Copy whichever lines contain the string "competencias".

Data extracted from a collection
◇ ◇ ◇ ◇

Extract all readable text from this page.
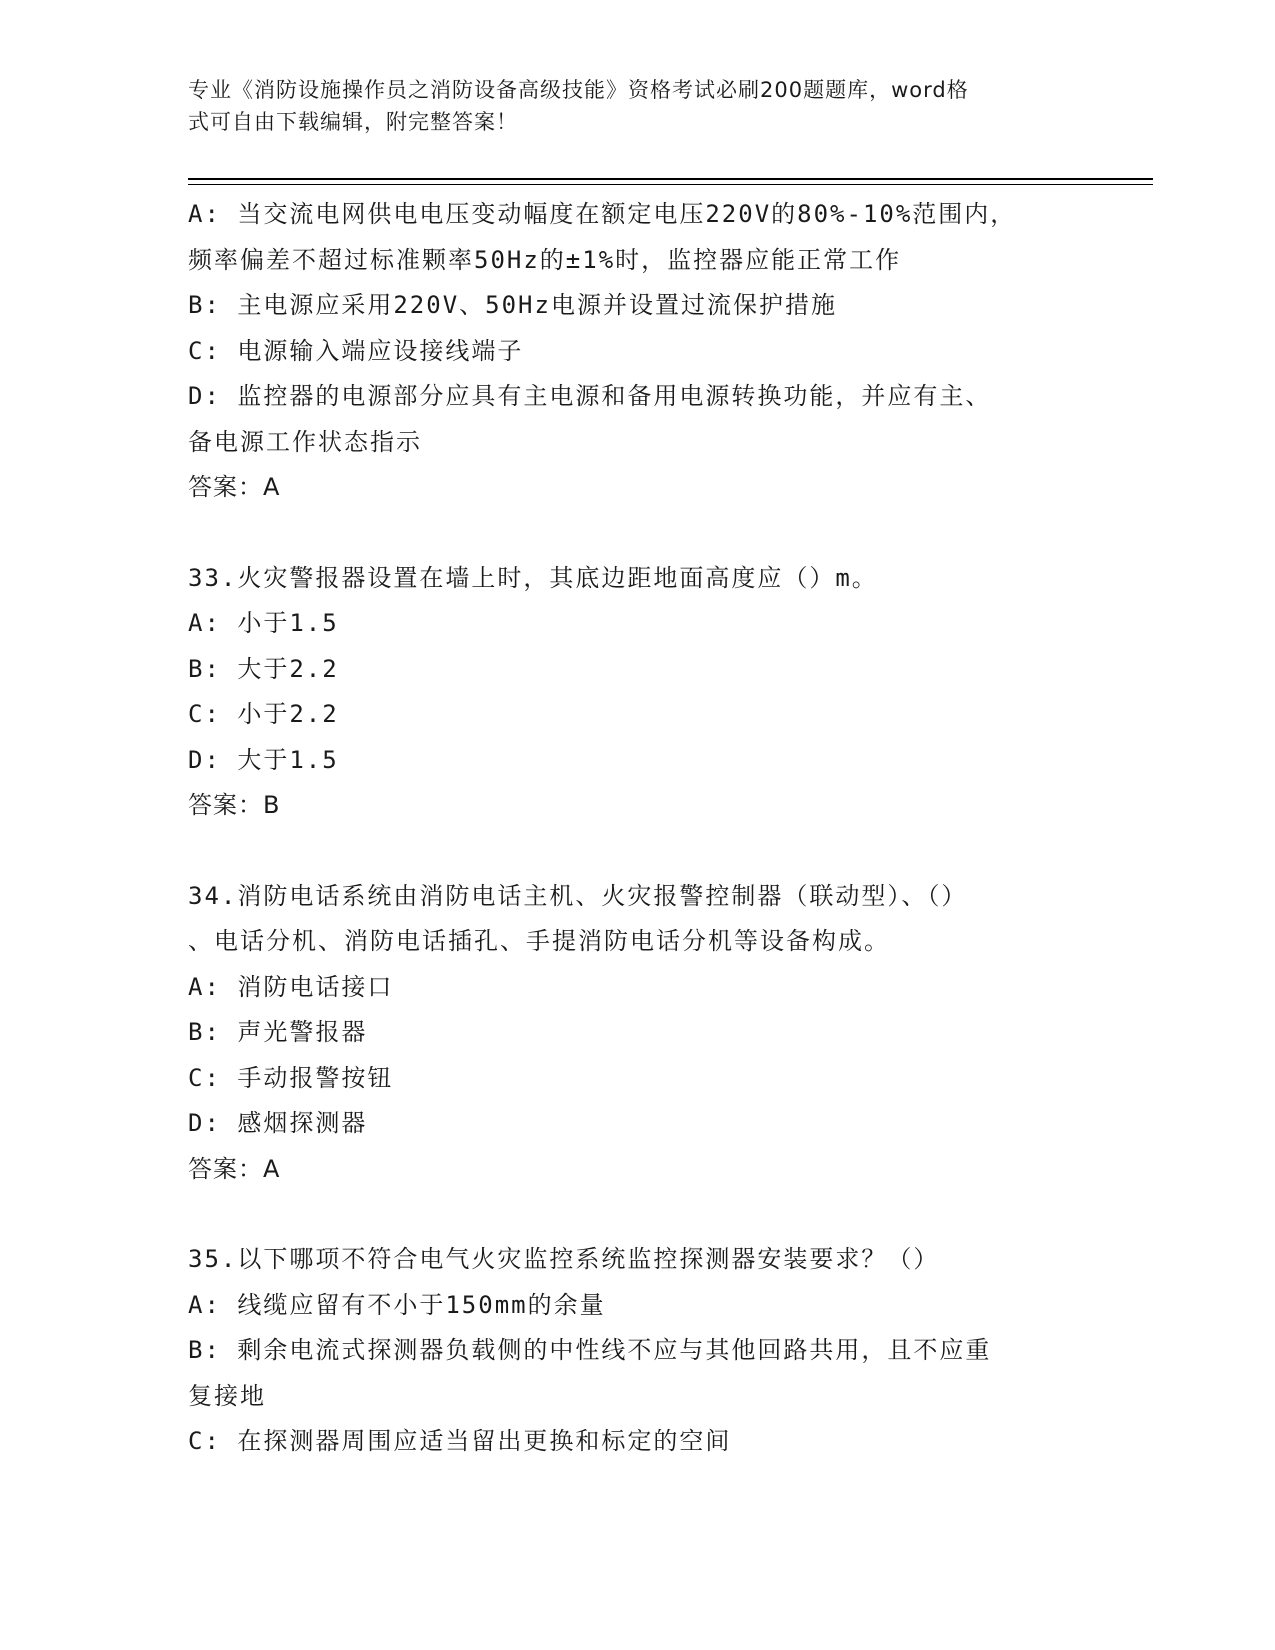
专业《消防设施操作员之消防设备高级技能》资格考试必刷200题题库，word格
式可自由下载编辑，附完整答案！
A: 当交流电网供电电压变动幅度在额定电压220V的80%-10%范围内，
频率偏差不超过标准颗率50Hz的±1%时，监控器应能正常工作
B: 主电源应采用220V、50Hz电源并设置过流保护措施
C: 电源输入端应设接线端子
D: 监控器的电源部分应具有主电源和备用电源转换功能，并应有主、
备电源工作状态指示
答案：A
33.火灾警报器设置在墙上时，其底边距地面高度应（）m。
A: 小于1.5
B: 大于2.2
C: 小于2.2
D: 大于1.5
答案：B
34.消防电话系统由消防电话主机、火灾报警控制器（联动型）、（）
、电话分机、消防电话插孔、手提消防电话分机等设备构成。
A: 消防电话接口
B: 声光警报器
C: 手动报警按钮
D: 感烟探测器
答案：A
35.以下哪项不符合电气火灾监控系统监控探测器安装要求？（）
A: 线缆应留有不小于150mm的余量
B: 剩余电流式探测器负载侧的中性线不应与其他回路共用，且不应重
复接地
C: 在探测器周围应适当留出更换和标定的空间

◇ ◇ ◇ ◇

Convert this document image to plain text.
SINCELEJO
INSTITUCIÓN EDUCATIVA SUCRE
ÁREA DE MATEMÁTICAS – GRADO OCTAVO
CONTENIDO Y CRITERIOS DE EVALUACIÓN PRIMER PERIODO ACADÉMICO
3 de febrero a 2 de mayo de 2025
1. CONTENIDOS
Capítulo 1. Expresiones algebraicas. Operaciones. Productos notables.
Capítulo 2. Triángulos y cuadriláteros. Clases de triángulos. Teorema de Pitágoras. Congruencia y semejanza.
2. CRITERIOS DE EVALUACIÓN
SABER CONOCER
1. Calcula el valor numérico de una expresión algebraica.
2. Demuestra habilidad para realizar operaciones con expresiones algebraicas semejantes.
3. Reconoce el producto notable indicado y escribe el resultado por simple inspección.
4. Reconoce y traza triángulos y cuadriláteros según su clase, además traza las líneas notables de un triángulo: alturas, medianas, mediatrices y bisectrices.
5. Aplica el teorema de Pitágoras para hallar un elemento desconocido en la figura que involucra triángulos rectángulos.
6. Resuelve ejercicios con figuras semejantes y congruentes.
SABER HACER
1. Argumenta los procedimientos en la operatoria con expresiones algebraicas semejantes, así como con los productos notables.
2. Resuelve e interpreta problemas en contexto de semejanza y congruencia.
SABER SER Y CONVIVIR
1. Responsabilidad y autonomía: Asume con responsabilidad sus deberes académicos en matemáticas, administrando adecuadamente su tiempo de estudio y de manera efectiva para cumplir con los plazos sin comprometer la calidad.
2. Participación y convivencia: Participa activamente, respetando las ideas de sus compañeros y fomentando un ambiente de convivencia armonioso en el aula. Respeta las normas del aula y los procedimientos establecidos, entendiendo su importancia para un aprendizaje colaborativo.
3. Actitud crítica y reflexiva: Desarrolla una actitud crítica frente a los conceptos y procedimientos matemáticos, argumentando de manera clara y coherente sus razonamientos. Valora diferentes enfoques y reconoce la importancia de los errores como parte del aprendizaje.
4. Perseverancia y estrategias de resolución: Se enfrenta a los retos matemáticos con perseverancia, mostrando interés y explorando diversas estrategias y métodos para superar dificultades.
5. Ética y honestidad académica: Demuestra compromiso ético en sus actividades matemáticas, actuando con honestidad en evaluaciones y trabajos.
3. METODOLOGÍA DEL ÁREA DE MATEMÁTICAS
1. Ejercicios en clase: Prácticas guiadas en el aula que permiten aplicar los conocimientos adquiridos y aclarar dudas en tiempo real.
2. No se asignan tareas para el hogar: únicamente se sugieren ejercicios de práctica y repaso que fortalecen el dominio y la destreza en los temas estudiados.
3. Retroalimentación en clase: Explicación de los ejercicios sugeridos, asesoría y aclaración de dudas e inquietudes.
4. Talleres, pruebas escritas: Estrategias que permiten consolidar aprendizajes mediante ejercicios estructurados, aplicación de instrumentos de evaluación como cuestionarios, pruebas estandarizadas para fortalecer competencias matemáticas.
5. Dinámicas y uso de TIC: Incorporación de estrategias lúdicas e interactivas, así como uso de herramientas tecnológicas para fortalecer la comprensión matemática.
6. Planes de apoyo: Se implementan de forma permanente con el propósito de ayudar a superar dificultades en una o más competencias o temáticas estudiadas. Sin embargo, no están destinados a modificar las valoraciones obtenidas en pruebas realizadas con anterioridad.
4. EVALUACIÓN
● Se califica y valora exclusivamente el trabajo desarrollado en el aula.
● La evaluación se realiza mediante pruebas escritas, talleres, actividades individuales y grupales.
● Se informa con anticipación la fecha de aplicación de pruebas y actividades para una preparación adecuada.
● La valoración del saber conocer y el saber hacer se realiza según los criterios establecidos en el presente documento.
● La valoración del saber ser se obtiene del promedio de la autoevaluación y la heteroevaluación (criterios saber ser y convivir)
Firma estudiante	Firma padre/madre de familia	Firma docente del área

◇ ◇ ◇ ◇

Output for this exercise:
4. Talleres, pruebas escritas: Estrategias que permiten consolidar aprendizajes mediante ejercicios estructurados, aplicación de instrumentos de evaluación como cuestionarios, pruebas estandarizadas para fortalecer competencias matemáticas.
6. Planes de apoyo: Se implementan de forma permanente con el propósito de ayudar a superar dificultades en una o más competencias o temáticas estudiadas. Sin embargo, no están destinados a modificar las valoraciones obtenidas en pruebas realizadas con anterioridad.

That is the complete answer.